Directions - Search the material and gather each line with "SAPO" in it.

Extracted records -
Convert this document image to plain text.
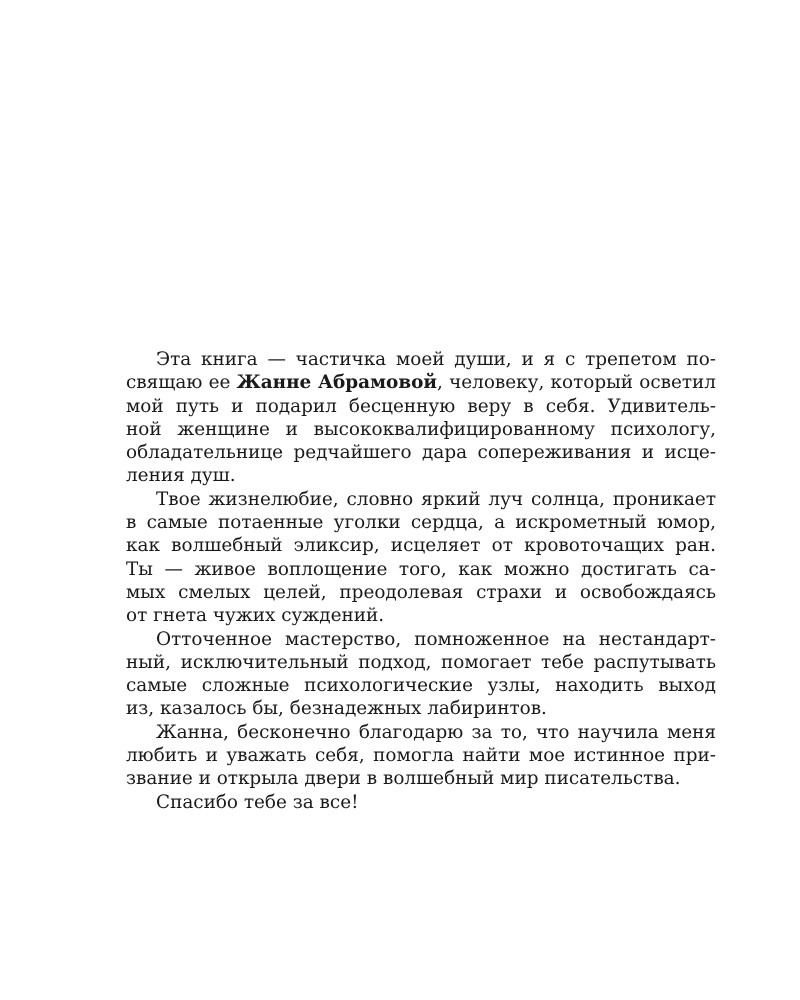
Эта книга — частичка моей души, и я с трепетом по-
свящаю ее Жанне Абрамовой, человеку, который осветил
мой путь и подарил бесценную веру в себя. Удивитель-
ной женщине и высококвалифицированному психологу,
обладательнице редчайшего дара сопереживания и исце-
ления душ.
Твое жизнелюбие, словно яркий луч солнца, проникает
в самые потаенные уголки сердца, а искрометный юмор,
как волшебный эликсир, исцеляет от кровоточащих ран.
Ты — живое воплощение того, как можно достигать са-
мых смелых целей, преодолевая страхи и освобождаясь
от гнета чужих суждений.
Отточенное мастерство, помноженное на нестандарт-
ный, исключительный подход, помогает тебе распутывать
самые сложные психологические узлы, находить выход
из, казалось бы, безнадежных лабиринтов.
Жанна, бесконечно благодарю за то, что научила меня
любить и уважать себя, помогла найти мое истинное при-
звание и открыла двери в волшебный мир писательства.
Спасибо тебе за все!
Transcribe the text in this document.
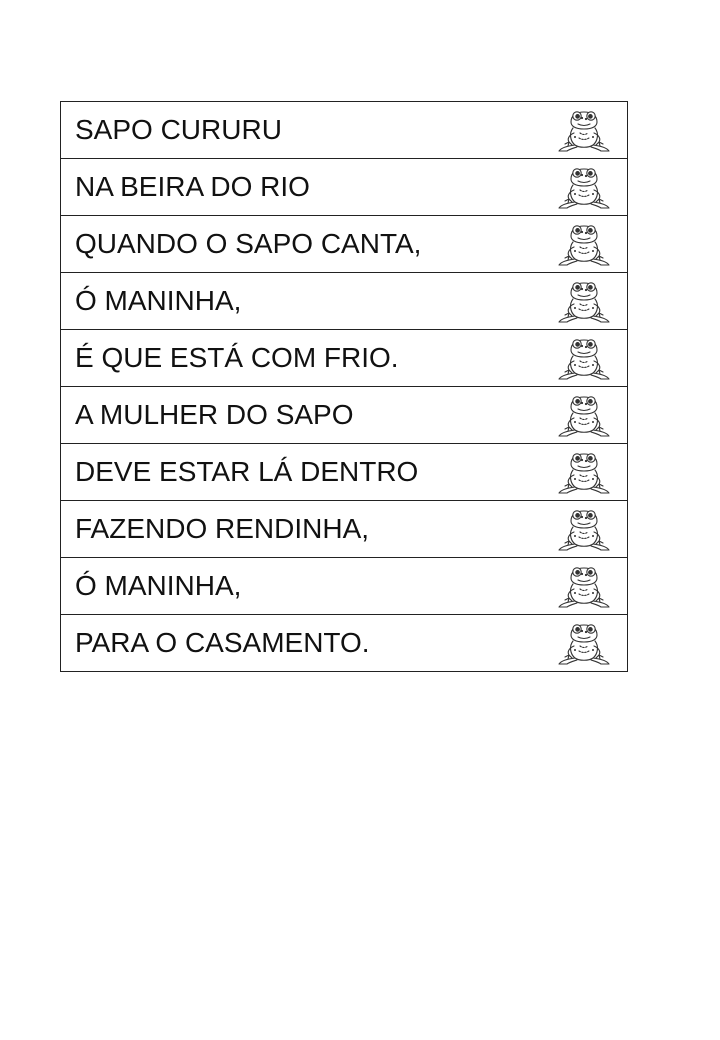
SAPO CURURU

NA BEIRA DO RIO

QUANDO O SAPO CANTA,

Ó MANINHA,

É QUE ESTÁ COM FRIO.

A MULHER DO SAPO

DEVE ESTAR LÁ DENTRO

FAZENDO RENDINHA,

Ó MANINHA,

PARA O CASAMENTO.
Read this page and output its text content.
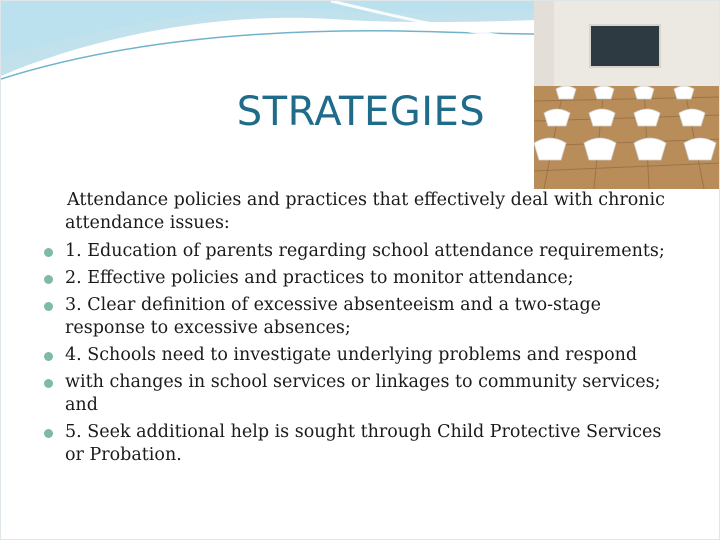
STRATEGIES

Attendance policies and practices that effectively deal with chronic attendance issues:

1. Education of parents regarding school attendance requirements;
2. Effective policies and practices to monitor attendance;
3. Clear definition of excessive absenteeism and a two-stage response to excessive absences;
4. Schools need to investigate underlying problems and respond
with changes in school services or linkages to community services; and
5. Seek additional help is sought through Child Protective Services or Probation.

Answer to this task -
SAPO CURURU
QUANDO O SAPO CANTA,
A MULHER DO SAPO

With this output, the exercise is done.